### What is needed
Restate the entries below word for word, omitting nothing.

─── Task input ───

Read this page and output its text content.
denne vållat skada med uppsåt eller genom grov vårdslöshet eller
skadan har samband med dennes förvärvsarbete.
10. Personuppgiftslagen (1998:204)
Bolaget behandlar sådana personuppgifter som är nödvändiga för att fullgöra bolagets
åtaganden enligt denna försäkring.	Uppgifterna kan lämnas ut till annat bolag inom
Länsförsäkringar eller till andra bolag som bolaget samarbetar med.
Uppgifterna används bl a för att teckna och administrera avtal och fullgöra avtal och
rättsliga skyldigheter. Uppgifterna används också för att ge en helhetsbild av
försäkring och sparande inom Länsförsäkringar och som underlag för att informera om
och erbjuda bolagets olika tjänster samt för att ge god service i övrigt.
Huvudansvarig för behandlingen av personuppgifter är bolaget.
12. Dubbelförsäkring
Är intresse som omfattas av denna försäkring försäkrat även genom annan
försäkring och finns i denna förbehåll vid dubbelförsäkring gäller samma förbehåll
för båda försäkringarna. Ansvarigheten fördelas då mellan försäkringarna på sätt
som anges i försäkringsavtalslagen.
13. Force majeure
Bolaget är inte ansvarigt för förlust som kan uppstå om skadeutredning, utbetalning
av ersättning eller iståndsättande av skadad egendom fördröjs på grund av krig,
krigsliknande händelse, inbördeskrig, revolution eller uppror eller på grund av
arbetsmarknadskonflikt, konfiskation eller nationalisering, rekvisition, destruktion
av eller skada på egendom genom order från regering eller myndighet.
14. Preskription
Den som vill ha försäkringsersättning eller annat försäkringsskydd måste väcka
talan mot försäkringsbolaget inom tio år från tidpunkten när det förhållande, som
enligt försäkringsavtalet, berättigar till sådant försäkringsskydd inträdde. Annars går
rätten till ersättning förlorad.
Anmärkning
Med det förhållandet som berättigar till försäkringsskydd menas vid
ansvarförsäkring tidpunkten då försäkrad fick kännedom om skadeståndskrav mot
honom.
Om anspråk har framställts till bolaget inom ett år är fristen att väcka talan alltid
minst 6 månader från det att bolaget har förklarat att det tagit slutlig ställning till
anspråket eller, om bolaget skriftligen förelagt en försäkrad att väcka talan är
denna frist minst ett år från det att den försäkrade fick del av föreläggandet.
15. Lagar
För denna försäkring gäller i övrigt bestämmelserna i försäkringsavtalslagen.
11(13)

───

### Output of the task
Read this page and output its text content.
denne vållat skada med uppsåt eller genom grov vårdslöshet eller
skadan har samband med dennes förvärvsarbete.
10. Personuppgiftslagen (1998:204)
Bolaget behandlar sådana personuppgifter som är nödvändiga för att fullgöra bolagets
åtaganden enligt denna försäkring.	Uppgifterna kan lämnas ut till annat bolag inom
Länsförsäkringar eller till andra bolag som bolaget samarbetar med.
Uppgifterna används bl a för att teckna och administrera avtal och fullgöra avtal och
rättsliga skyldigheter. Uppgifterna används också för att ge en helhetsbild av
försäkring och sparande inom Länsförsäkringar och som underlag för att informera om
och erbjuda bolagets olika tjänster samt för att ge god service i övrigt.
Huvudansvarig för behandlingen av personuppgifter är bolaget.
12. Dubbelförsäkring
Är intresse som omfattas av denna försäkring försäkrat även genom annan
försäkring och finns i denna förbehåll vid dubbelförsäkring gäller samma förbehåll
för båda försäkringarna. Ansvarigheten fördelas då mellan försäkringarna på sätt
som anges i försäkringsavtalslagen.
13. Force majeure
Bolaget är inte ansvarigt för förlust som kan uppstå om skadeutredning, utbetalning
av ersättning eller iståndsättande av skadad egendom fördröjs på grund av krig,
krigsliknande händelse, inbördeskrig, revolution eller uppror eller på grund av
arbetsmarknadskonflikt, konfiskation eller nationalisering, rekvisition, destruktion
av eller skada på egendom genom order från regering eller myndighet.
14. Preskription
Den som vill ha försäkringsersättning eller annat försäkringsskydd måste väcka
talan mot försäkringsbolaget inom tio år från tidpunkten när det förhållande, som
enligt försäkringsavtalet, berättigar till sådant försäkringsskydd inträdde. Annars går
rätten till ersättning förlorad.
Anmärkning
Med det förhållandet som berättigar till försäkringsskydd menas vid
ansvarförsäkring tidpunkten då försäkrad fick kännedom om skadeståndskrav mot
honom.
Om anspråk har framställts till bolaget inom ett år är fristen att väcka talan alltid
minst 6 månader från det att bolaget har förklarat att det tagit slutlig ställning till
anspråket eller, om bolaget skriftligen förelagt en försäkrad att väcka talan är
denna frist minst ett år från det att den försäkrade fick del av föreläggandet.
15. Lagar
För denna försäkring gäller i övrigt bestämmelserna i försäkringsavtalslagen.
11(13)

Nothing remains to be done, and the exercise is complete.